GIVEN INSTRUCTION 1: Copy the records word for word, from their first line through the line that contains "Text: $32,908: $32,908 xyxy=(1053,65,1102,78)", with both of those lines included.

PASSAGE:

Compilation control	TRITON_DEFAULT_FP_FUSION	1 (enabled)	Specifies whether to enable the floating-point operation fusion optimization by default. The default floating-point operation fusion behavior (for example, mul+add->fma) is overwritten.	0: Disabled. 1: Enabled.
Compilation control	TRITON_KERNEL_OVERRIDE	0 or not set	Specifies whether to enable the Triton kernel override function. You can use the user-specified external file (such as IR/PTX) to override the default generated kernel code at the beginning of each compilation phase.	0: Disabled. 1: Enabled.
Compilation control	TRITON_OVERRIDE_DIR	Current working directory or not set	Specifies the directory for searching the Triton kernel override file. Directory for loading the IR/PTX file when `TRITON_KERNEL_OVERRIDE` is set to `1`.	"path": save path.
Compilation control	TRITON_ASCEND_COMPILE_SPEED_OPT	0 or not set	Specifies whether the JIT compiler skips the subsequent compilation phase after detecting that the kernel compilation fails. Set the parameter to `1` to skip the attempt. (The default value `0` indicates that the attempt is continued.)	0: Continue the attempt. 1: Skip.
Compilation control	TRITON_COMPILE_ONLY	0 or not set	Specifies whether to perform only compilation without execution. This parameter is used when remote_launch is used.	0: Disabled. 1: Enabled.
Compilation control	TRITON_DISABLE_FFTS	0 or not set	Specifies whether to disable FFTS.	0: Enabled. 1: Disabled.

TASK DATA:
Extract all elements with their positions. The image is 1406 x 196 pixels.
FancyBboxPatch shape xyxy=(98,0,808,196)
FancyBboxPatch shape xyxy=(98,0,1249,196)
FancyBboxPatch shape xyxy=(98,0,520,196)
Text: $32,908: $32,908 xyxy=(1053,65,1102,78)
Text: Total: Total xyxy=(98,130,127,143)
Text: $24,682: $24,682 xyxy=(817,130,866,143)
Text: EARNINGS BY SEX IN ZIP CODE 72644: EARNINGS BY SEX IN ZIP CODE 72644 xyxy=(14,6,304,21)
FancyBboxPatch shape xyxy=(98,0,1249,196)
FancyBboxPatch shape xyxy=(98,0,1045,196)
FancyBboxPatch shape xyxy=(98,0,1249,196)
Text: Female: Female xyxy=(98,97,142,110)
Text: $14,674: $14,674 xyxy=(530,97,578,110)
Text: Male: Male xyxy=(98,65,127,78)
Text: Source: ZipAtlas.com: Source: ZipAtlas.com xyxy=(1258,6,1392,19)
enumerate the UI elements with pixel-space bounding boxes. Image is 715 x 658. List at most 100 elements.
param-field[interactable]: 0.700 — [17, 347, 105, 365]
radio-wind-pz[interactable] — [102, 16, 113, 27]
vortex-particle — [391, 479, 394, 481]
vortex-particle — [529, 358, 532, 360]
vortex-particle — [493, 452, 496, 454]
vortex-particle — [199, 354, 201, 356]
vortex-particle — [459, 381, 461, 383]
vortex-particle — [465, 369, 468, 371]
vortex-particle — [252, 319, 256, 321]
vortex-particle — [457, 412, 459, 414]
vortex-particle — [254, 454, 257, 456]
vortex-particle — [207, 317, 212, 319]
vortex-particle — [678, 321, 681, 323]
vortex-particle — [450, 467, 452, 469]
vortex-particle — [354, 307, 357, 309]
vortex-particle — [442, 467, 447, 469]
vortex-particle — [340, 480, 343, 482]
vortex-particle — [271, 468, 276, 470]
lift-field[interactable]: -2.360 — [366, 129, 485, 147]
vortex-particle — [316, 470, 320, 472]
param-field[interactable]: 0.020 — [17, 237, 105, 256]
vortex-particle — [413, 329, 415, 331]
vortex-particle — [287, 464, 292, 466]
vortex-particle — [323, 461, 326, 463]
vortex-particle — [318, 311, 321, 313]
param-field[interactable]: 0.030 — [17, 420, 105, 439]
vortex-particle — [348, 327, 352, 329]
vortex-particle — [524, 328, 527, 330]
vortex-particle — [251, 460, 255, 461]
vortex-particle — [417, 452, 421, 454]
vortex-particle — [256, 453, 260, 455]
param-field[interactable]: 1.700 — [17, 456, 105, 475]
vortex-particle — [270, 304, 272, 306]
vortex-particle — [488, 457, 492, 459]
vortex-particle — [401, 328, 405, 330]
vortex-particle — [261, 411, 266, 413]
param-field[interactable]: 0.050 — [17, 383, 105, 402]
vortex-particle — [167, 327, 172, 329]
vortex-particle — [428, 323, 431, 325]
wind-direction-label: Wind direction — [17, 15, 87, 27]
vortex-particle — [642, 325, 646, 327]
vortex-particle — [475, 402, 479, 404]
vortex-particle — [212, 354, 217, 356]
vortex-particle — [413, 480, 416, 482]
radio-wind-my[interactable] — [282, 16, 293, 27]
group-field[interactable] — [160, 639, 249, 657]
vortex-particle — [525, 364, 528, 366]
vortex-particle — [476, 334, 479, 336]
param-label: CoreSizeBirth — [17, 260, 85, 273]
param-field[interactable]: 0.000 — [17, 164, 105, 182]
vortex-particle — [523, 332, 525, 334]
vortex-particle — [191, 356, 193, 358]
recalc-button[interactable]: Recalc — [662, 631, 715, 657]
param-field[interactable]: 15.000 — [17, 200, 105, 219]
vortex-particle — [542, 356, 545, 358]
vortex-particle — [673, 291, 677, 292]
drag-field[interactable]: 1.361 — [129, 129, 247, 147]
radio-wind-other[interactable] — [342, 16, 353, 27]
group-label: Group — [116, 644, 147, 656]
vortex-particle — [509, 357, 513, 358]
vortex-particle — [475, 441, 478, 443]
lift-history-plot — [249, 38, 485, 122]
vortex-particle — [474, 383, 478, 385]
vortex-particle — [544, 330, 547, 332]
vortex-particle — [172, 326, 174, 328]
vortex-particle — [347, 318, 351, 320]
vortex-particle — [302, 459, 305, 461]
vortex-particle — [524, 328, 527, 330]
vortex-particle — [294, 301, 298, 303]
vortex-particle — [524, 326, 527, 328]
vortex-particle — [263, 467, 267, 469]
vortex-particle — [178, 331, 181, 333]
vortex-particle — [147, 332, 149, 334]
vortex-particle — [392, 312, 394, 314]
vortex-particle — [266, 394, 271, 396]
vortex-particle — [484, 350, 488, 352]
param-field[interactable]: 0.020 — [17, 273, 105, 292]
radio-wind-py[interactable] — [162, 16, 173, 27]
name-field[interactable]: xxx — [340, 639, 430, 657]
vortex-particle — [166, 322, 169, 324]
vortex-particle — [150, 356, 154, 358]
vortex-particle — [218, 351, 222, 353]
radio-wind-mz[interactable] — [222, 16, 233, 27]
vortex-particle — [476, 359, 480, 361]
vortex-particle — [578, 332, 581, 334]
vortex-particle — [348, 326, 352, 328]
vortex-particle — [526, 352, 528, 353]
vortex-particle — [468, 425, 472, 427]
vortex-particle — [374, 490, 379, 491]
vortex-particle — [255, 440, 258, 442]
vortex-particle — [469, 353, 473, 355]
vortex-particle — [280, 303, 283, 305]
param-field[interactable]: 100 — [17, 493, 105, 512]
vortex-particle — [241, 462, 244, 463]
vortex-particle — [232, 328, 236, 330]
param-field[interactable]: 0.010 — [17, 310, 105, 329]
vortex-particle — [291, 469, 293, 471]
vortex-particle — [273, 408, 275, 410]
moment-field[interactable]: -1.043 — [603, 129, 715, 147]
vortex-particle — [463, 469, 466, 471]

GIVEN INSTRUCTION 2:
Answer these questions from the table of Triton settings:
(a) What default value does the table give for TRITON_DEFAULT_FP_FUSION?
(b) Which setting specifies the directory for searching the Triton kernel override file?
(c) What does the value 1 mean for TRITON_DISABLE_FFTS?

TASK OUTPUT 1:
Extract all elements with their positions. The image is 1406 x 196 pixels.
FancyBboxPatch shape xyxy=(98,0,808,196)
FancyBboxPatch shape xyxy=(98,0,1249,196)
FancyBboxPatch shape xyxy=(98,0,520,196)
Text: $32,908: $32,908 xyxy=(1053,65,1102,78)

TASK OUTPUT 2:
(a) 1 (enabled)
(b) TRITON_OVERRIDE_DIR
(c) Disabled